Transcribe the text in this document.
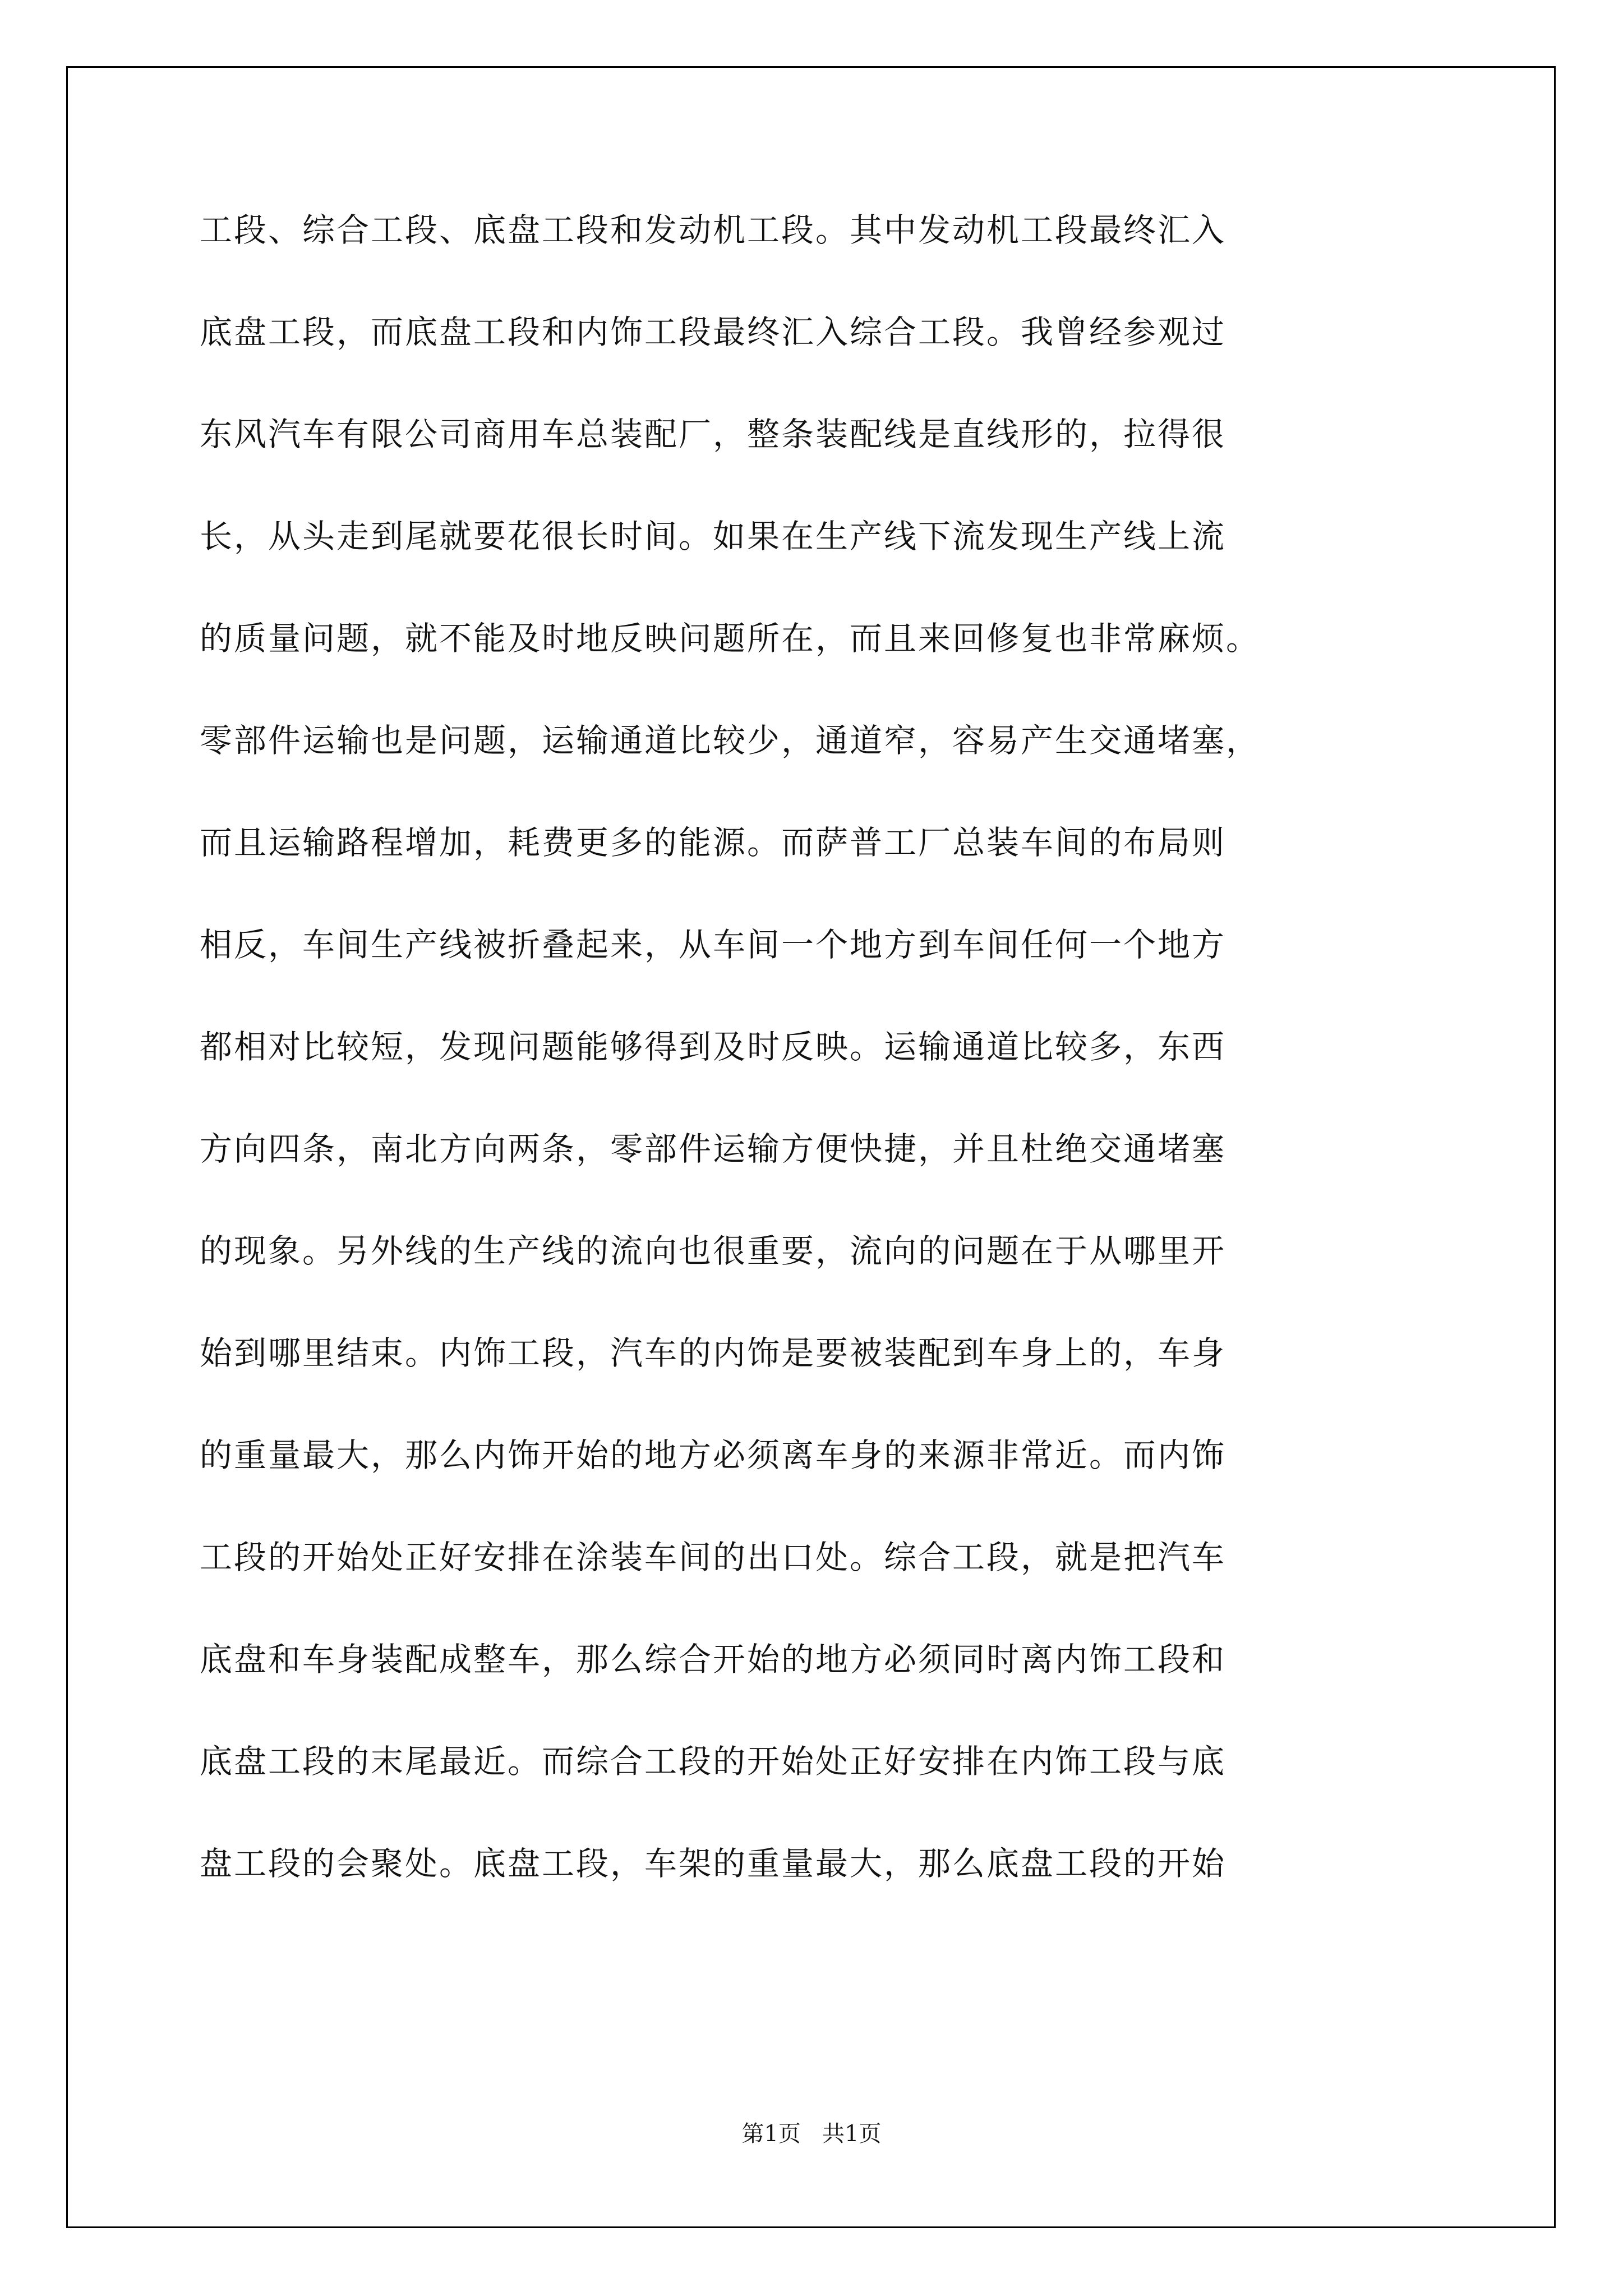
工段、综合工段、底盘工段和发动机工段。其中发动机工段最终汇入
底盘工段，而底盘工段和内饰工段最终汇入综合工段。我曾经参观过
东风汽车有限公司商用车总装配厂，整条装配线是直线形的，拉得很
长，从头走到尾就要花很长时间。如果在生产线下流发现生产线上流
的质量问题，就不能及时地反映问题所在，而且来回修复也非常麻烦。
零部件运输也是问题，运输通道比较少，通道窄，容易产生交通堵塞，
而且运输路程增加，耗费更多的能源。而萨普工厂总装车间的布局则
相反，车间生产线被折叠起来，从车间一个地方到车间任何一个地方
都相对比较短，发现问题能够得到及时反映。运输通道比较多，东西
方向四条，南北方向两条，零部件运输方便快捷，并且杜绝交通堵塞
的现象。另外线的生产线的流向也很重要，流向的问题在于从哪里开
始到哪里结束。内饰工段，汽车的内饰是要被装配到车身上的，车身
的重量最大，那么内饰开始的地方必须离车身的来源非常近。而内饰
工段的开始处正好安排在涂装车间的出口处。综合工段，就是把汽车
底盘和车身装配成整车，那么综合开始的地方必须同时离内饰工段和
底盘工段的末尾最近。而综合工段的开始处正好安排在内饰工段与底
盘工段的会聚处。底盘工段，车架的重量最大，那么底盘工段的开始
第1页   共1页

-*-*-

§ **Exercise**:
Without including any picture, retype the entries exactly.

§ **Output**:
Transcribe the text in this document.
工段、综合工段、底盘工段和发动机工段。其中发动机工段最终汇入
底盘工段，而底盘工段和内饰工段最终汇入综合工段。我曾经参观过
东风汽车有限公司商用车总装配厂，整条装配线是直线形的，拉得很
长，从头走到尾就要花很长时间。如果在生产线下流发现生产线上流
的质量问题，就不能及时地反映问题所在，而且来回修复也非常麻烦。
零部件运输也是问题，运输通道比较少，通道窄，容易产生交通堵塞，
而且运输路程增加，耗费更多的能源。而萨普工厂总装车间的布局则
相反，车间生产线被折叠起来，从车间一个地方到车间任何一个地方
都相对比较短，发现问题能够得到及时反映。运输通道比较多，东西
方向四条，南北方向两条，零部件运输方便快捷，并且杜绝交通堵塞
的现象。另外线的生产线的流向也很重要，流向的问题在于从哪里开
始到哪里结束。内饰工段，汽车的内饰是要被装配到车身上的，车身
的重量最大，那么内饰开始的地方必须离车身的来源非常近。而内饰
工段的开始处正好安排在涂装车间的出口处。综合工段，就是把汽车
底盘和车身装配成整车，那么综合开始的地方必须同时离内饰工段和
底盘工段的末尾最近。而综合工段的开始处正好安排在内饰工段与底
盘工段的会聚处。底盘工段，车架的重量最大，那么底盘工段的开始
第1页   共1页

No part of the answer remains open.